EXERCISE: Search the data below for "this"; list each line that holds it.

## begin MATERIAL

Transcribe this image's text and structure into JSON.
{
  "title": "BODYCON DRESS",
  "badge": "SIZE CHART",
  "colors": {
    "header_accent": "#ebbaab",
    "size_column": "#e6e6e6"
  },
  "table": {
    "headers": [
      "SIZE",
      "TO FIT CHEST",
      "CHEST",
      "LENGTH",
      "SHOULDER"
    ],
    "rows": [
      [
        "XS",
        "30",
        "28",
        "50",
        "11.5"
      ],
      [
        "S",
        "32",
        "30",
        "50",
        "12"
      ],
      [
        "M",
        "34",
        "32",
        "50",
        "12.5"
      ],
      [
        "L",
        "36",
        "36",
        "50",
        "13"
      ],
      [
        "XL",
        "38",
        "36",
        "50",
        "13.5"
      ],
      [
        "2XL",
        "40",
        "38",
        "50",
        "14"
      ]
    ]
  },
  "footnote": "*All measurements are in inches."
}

## end MATERIAL
## begin MATERIAL

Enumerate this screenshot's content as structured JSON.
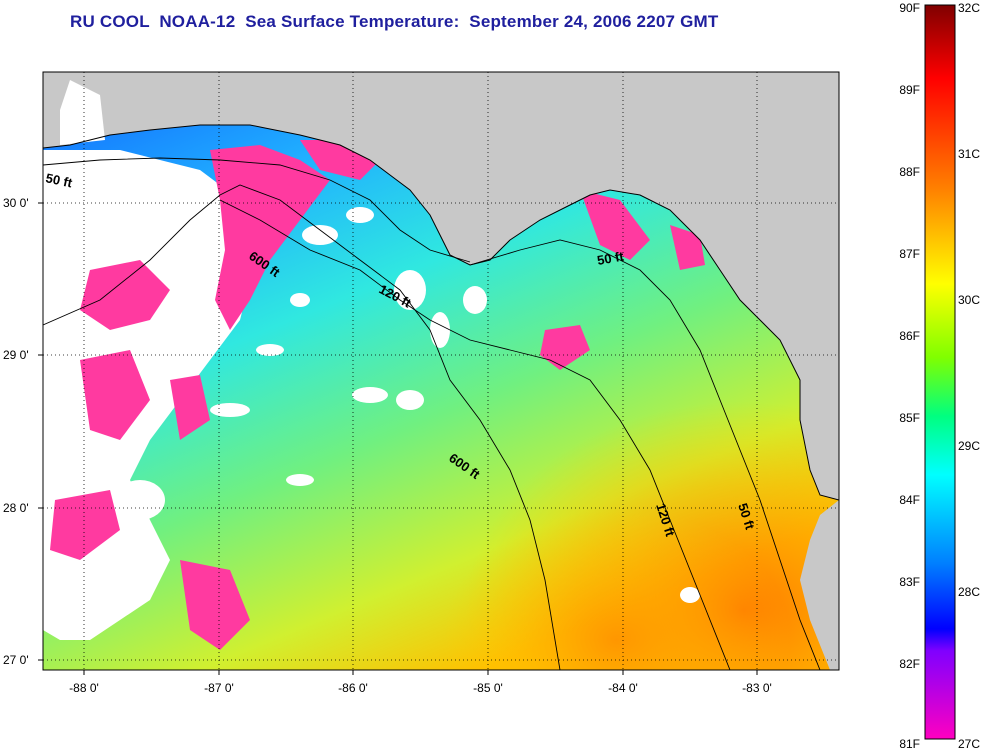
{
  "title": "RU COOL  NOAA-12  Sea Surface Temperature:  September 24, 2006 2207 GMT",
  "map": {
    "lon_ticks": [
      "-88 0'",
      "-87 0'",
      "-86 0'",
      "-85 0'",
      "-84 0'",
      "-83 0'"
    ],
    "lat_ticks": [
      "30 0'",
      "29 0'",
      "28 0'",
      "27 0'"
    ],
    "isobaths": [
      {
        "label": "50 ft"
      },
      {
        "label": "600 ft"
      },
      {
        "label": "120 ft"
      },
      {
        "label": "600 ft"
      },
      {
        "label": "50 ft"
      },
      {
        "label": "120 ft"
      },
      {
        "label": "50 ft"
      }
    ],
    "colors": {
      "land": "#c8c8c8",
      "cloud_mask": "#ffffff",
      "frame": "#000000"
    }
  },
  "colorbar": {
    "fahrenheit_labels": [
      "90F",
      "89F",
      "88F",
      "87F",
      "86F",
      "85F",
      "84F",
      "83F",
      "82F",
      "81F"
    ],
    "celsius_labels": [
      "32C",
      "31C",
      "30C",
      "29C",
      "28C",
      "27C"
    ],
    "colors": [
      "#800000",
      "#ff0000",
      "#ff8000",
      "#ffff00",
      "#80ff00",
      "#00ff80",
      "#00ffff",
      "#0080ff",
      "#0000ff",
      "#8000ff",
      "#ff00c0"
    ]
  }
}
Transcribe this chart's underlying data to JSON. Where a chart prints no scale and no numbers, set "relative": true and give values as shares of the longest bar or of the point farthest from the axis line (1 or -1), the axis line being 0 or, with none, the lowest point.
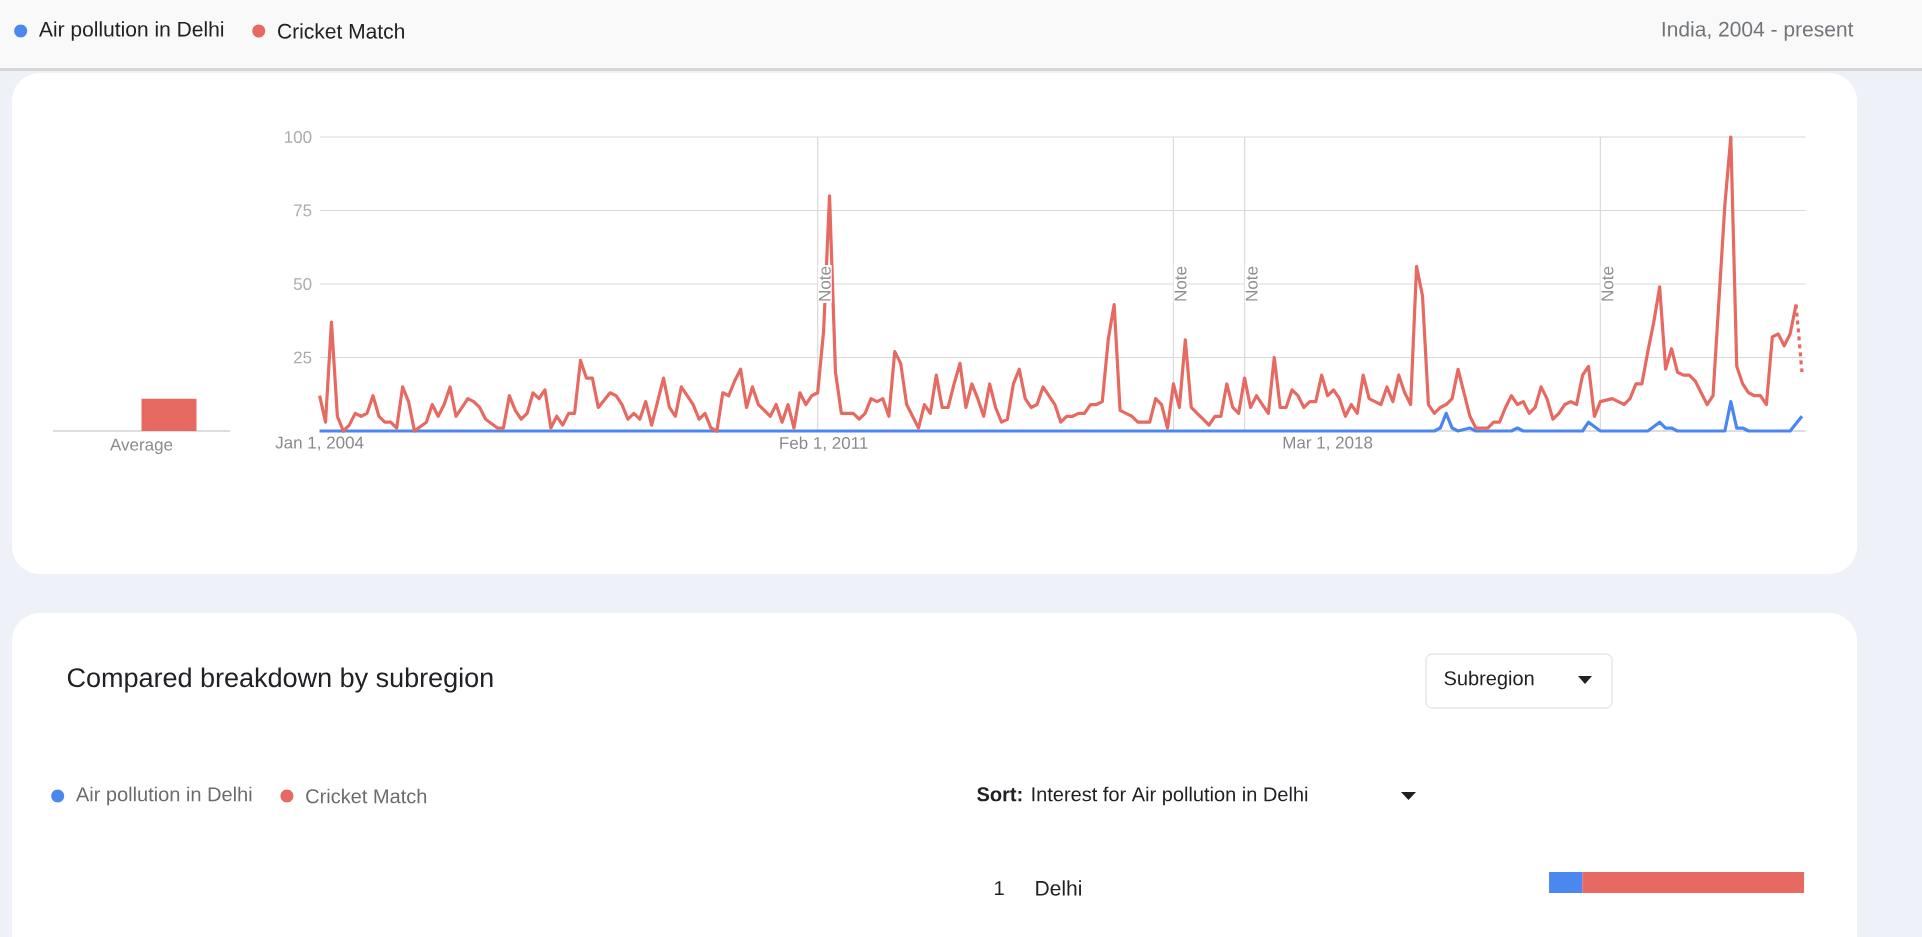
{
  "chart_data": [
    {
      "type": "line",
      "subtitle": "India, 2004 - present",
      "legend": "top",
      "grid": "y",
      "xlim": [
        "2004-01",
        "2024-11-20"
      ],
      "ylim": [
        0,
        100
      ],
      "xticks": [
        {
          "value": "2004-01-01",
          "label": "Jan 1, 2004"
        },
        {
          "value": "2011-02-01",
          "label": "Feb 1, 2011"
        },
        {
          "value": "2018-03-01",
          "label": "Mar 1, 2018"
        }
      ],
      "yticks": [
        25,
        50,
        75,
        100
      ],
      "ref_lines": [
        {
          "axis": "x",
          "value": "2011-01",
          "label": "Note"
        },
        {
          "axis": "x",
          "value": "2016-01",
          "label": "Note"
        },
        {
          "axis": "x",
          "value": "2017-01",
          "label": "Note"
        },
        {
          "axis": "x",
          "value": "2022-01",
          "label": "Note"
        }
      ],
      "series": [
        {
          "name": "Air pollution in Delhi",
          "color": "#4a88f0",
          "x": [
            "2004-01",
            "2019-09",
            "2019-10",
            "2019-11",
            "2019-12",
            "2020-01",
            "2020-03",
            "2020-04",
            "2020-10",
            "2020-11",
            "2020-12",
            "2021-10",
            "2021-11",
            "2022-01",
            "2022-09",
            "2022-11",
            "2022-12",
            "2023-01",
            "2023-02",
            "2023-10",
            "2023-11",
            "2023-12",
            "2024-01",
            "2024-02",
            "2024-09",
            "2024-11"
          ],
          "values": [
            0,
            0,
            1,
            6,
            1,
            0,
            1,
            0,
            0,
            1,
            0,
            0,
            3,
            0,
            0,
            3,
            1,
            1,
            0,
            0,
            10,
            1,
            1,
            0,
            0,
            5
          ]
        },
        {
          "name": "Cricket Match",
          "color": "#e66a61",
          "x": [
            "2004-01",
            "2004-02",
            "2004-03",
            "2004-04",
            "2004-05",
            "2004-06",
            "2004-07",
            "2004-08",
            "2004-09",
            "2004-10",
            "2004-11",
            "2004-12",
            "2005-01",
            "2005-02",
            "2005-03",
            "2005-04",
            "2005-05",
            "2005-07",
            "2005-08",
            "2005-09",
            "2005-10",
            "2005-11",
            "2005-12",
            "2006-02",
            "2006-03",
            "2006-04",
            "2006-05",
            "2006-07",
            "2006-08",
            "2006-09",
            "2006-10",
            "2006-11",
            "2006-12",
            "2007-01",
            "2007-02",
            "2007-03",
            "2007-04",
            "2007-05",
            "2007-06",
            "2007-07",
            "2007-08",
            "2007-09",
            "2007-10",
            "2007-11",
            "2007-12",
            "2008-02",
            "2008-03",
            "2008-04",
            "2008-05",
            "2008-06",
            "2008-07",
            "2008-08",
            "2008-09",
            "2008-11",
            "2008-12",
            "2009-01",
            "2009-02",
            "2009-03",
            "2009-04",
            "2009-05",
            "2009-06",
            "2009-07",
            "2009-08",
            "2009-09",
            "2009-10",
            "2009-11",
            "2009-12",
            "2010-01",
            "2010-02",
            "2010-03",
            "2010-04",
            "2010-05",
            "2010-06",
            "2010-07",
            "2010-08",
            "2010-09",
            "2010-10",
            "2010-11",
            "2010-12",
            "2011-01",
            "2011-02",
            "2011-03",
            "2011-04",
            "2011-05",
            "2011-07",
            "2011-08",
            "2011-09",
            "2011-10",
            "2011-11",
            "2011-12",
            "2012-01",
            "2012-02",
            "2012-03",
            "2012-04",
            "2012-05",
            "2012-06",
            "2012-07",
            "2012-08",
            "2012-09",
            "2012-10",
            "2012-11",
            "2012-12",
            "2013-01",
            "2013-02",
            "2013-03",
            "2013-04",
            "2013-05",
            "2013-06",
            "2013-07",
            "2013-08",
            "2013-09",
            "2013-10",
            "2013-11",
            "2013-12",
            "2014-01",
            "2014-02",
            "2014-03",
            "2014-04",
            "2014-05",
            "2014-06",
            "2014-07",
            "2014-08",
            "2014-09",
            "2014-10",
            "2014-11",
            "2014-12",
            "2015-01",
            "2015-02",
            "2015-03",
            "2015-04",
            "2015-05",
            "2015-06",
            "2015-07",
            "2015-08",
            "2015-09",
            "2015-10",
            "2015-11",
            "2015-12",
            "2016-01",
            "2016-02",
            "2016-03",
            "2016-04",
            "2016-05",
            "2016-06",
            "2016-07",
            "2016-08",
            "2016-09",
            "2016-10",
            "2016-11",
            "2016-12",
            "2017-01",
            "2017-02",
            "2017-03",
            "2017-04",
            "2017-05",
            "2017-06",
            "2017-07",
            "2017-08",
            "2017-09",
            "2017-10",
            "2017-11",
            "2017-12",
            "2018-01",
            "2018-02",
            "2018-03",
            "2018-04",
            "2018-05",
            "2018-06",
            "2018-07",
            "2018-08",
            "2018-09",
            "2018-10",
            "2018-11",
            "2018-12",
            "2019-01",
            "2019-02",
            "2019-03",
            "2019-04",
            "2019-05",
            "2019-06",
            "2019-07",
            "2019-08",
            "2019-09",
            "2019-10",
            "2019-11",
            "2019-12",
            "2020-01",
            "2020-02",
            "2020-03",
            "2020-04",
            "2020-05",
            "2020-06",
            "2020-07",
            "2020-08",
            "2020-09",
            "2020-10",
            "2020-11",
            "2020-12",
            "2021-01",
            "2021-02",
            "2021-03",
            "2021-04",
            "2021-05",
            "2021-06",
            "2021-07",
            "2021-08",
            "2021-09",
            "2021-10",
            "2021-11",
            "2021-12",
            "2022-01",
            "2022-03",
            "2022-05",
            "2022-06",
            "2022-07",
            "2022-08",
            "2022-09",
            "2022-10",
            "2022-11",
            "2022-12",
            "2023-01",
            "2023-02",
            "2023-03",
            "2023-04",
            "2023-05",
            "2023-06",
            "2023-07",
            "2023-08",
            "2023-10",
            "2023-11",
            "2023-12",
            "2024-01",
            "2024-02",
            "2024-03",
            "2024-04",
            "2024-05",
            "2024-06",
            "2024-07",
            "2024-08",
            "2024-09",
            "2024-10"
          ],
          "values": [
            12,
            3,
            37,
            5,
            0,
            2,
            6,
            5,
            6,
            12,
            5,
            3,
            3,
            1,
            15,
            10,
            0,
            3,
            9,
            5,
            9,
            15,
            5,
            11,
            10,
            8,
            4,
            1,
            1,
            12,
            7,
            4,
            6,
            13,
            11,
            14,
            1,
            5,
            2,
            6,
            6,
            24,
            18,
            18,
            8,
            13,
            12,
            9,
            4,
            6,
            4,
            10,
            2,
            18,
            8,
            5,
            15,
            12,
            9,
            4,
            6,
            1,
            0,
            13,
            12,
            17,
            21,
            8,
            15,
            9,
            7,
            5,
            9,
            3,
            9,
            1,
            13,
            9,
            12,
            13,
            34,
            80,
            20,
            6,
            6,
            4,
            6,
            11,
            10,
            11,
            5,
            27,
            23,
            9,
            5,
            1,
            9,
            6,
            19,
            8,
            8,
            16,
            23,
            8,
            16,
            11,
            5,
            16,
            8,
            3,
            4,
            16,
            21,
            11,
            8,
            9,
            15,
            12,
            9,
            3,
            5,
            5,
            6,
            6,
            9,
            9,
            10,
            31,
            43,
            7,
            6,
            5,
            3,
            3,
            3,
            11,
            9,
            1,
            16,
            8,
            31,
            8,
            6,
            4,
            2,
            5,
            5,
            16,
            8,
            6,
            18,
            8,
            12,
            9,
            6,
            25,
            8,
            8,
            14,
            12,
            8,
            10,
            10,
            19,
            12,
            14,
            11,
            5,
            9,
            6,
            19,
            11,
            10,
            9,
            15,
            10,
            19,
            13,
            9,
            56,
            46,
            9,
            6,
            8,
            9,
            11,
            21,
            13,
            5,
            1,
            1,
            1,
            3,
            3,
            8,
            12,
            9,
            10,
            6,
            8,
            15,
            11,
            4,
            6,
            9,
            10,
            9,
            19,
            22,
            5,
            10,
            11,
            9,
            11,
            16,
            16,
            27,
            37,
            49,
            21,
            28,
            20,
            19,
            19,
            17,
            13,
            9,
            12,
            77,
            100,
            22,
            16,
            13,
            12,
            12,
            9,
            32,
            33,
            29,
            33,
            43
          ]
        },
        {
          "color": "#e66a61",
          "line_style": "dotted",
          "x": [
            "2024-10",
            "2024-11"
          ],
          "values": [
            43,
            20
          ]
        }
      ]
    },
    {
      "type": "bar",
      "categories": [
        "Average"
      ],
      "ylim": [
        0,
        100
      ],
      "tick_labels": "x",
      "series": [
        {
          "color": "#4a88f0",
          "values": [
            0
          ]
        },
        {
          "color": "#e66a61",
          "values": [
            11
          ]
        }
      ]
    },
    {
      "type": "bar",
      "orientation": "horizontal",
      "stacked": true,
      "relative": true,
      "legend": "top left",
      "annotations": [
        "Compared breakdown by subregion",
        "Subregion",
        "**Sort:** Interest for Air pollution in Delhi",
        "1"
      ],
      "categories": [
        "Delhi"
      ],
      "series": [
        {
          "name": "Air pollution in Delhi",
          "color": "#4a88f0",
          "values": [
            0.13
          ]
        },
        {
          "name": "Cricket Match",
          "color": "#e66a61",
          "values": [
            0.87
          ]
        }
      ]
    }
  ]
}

## end MATERIAL
## begin MATERIAL

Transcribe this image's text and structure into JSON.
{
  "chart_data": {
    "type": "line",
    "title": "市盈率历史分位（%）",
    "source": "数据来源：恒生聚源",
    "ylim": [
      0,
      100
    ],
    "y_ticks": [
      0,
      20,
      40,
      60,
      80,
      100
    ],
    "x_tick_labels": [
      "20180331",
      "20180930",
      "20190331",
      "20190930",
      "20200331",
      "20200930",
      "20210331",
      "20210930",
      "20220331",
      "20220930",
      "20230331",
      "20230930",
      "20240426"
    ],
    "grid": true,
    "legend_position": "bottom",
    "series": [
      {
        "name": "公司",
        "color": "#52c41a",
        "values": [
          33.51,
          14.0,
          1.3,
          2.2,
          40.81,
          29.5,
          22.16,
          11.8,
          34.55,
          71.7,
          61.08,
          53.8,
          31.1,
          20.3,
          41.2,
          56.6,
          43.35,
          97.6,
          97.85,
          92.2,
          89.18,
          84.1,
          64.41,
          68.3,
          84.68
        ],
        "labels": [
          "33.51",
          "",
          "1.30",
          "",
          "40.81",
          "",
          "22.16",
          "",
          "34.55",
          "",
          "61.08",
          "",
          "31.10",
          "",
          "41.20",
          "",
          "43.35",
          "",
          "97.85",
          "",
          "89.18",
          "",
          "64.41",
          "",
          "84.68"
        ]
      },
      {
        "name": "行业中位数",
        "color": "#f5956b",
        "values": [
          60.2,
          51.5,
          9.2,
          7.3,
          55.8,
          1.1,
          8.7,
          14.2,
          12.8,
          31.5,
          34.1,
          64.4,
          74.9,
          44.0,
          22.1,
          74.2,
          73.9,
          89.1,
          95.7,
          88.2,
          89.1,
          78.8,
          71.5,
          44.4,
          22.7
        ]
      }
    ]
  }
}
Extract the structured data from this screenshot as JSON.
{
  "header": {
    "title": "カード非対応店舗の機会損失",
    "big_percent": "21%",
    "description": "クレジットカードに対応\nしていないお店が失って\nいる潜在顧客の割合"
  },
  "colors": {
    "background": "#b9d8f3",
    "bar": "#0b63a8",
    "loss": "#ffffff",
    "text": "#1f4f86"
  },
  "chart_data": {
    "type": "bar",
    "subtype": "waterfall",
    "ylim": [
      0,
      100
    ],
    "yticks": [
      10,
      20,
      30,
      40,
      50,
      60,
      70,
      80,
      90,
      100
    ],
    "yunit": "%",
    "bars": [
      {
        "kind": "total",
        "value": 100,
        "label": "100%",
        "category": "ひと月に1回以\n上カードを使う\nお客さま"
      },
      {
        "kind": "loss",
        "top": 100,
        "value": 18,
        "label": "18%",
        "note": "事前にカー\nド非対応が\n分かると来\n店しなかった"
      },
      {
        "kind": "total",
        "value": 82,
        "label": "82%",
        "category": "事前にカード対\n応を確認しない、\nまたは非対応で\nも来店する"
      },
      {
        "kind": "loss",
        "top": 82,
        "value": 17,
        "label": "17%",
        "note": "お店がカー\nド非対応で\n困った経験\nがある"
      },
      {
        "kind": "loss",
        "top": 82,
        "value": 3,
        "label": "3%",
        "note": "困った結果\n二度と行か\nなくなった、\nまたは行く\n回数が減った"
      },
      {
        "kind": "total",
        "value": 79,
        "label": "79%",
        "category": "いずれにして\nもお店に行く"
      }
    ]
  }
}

## end MATERIAL

SOLUTION BELOW:
Transcribe this image's text and structure into JSON.
Enumerate this screenshot's content as structured JSON.
Transcribe this chart's underlying data to JSON. Where a chart prints no scale and no numbers, set "relative": true and give values as shares of the longest bar or of the point farthest from the axis line (1 or -1), the axis line being 0 or, with none, the lowest point.
Transcribe this image's text and structure into JSON.
Extract the structured data from this screenshot as JSON.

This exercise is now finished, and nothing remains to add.